> [Required task]:
Reproduce each line from the records that holds "included".
--------------------
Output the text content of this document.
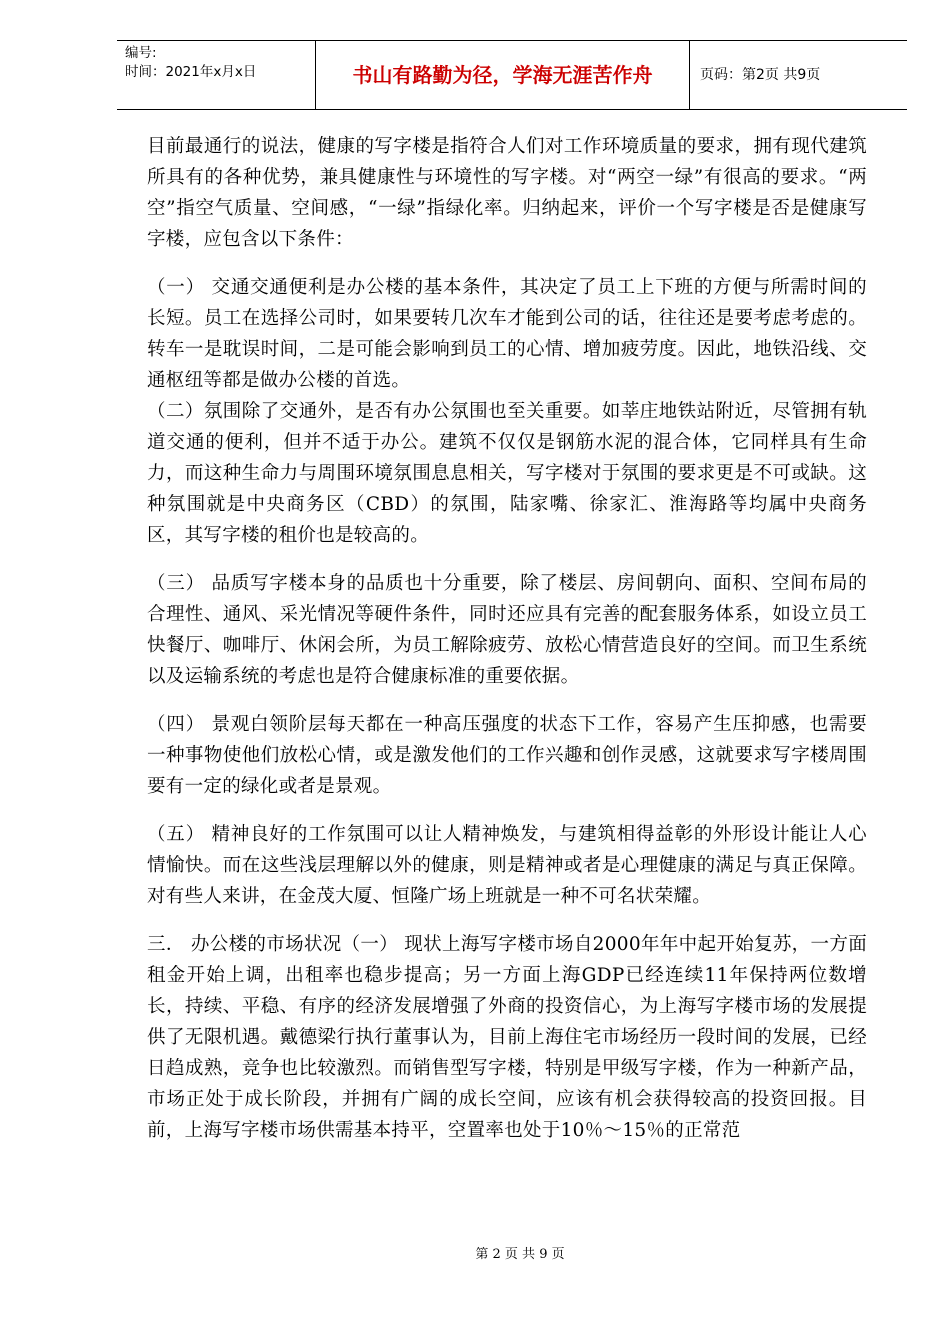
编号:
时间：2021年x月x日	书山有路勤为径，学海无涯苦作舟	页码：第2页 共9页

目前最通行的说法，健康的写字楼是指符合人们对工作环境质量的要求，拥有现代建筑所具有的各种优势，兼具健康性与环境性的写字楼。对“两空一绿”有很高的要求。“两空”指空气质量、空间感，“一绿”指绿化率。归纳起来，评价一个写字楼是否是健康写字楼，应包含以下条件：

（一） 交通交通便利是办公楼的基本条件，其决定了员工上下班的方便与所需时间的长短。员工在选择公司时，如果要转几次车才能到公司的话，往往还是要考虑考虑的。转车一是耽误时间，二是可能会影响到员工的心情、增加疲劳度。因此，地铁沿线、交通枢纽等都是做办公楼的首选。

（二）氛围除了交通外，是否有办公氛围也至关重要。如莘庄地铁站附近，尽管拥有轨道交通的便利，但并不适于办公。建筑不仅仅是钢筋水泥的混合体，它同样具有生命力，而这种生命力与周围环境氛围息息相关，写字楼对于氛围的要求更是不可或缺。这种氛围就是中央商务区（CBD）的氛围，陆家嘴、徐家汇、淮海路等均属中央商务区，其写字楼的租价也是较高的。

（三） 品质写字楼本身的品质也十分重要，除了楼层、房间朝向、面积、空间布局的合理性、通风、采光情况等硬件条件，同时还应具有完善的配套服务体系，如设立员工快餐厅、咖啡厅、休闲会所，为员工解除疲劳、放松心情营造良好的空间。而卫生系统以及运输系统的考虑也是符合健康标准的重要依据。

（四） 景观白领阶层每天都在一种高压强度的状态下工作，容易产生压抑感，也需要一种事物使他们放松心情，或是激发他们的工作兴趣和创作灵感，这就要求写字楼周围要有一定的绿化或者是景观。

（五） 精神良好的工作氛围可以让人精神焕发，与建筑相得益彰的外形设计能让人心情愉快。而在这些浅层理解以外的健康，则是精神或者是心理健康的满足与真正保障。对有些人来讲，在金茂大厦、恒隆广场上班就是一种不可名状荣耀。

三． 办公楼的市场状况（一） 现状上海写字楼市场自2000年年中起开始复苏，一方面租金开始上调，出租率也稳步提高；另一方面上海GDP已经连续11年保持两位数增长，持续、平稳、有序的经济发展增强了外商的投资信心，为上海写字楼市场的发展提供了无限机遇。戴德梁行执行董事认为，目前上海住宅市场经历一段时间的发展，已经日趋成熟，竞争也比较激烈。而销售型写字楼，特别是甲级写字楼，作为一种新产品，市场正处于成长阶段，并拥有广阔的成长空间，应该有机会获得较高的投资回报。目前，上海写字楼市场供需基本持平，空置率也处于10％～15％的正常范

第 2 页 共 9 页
--------------------
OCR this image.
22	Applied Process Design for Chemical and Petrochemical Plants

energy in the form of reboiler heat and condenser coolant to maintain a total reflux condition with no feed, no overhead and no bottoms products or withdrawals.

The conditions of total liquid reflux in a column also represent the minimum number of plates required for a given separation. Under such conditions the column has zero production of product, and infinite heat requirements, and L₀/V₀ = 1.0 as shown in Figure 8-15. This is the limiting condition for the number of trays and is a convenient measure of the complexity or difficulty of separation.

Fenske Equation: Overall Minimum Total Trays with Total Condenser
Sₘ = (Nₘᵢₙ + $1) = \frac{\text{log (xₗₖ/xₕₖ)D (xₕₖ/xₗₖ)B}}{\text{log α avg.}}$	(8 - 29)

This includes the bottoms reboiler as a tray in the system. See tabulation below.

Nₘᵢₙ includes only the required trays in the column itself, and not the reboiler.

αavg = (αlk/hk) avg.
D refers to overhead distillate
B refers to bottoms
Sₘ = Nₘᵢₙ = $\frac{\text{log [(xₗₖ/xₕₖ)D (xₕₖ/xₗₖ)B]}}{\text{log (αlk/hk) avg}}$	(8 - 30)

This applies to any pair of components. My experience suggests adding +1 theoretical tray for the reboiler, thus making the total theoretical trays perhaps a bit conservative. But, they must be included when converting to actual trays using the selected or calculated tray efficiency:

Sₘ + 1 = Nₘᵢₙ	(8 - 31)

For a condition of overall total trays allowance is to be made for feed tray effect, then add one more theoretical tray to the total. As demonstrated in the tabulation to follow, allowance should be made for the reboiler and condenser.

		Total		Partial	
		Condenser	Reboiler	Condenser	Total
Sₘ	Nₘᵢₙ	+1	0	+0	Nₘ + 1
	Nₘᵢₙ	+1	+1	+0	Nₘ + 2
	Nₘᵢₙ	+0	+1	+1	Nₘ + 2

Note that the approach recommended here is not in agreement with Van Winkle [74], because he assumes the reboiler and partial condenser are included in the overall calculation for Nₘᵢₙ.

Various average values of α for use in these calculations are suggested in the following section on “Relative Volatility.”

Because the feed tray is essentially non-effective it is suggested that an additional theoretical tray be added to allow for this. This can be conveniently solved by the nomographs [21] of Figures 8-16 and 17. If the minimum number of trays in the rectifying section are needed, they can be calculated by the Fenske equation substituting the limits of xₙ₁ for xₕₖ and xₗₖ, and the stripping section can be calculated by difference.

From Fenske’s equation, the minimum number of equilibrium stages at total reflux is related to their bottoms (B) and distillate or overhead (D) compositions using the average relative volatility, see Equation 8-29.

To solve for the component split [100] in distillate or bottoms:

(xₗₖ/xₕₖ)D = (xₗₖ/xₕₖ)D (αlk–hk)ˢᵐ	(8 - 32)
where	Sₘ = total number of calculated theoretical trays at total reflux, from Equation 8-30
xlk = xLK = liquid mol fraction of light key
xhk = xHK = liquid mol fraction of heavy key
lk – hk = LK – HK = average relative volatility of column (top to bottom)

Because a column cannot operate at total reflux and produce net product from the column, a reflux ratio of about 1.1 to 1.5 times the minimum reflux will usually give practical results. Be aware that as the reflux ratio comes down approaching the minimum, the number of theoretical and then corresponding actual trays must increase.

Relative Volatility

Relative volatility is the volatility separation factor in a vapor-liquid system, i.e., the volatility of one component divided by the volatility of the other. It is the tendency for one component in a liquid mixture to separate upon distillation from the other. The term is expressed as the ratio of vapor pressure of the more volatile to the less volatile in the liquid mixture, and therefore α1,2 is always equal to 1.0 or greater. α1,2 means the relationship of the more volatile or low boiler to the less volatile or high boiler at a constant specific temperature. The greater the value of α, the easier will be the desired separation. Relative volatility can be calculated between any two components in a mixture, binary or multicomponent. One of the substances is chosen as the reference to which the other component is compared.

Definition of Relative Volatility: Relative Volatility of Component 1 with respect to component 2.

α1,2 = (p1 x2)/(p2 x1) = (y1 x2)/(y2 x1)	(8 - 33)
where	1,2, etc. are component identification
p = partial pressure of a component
--------------------
> [Completed task]:
This applies to any pair of components. My experience suggests adding +1 theoretical tray for the reboiler, thus making the total theoretical trays perhaps a bit conservative. But, they must be included when converting to actual trays using the selected or calculated tray efficiency:
Note that the approach recommended here is not in agreement with Van Winkle [74], because he assumes the reboiler and partial condenser are included in the overall calculation for Nₘᵢₙ.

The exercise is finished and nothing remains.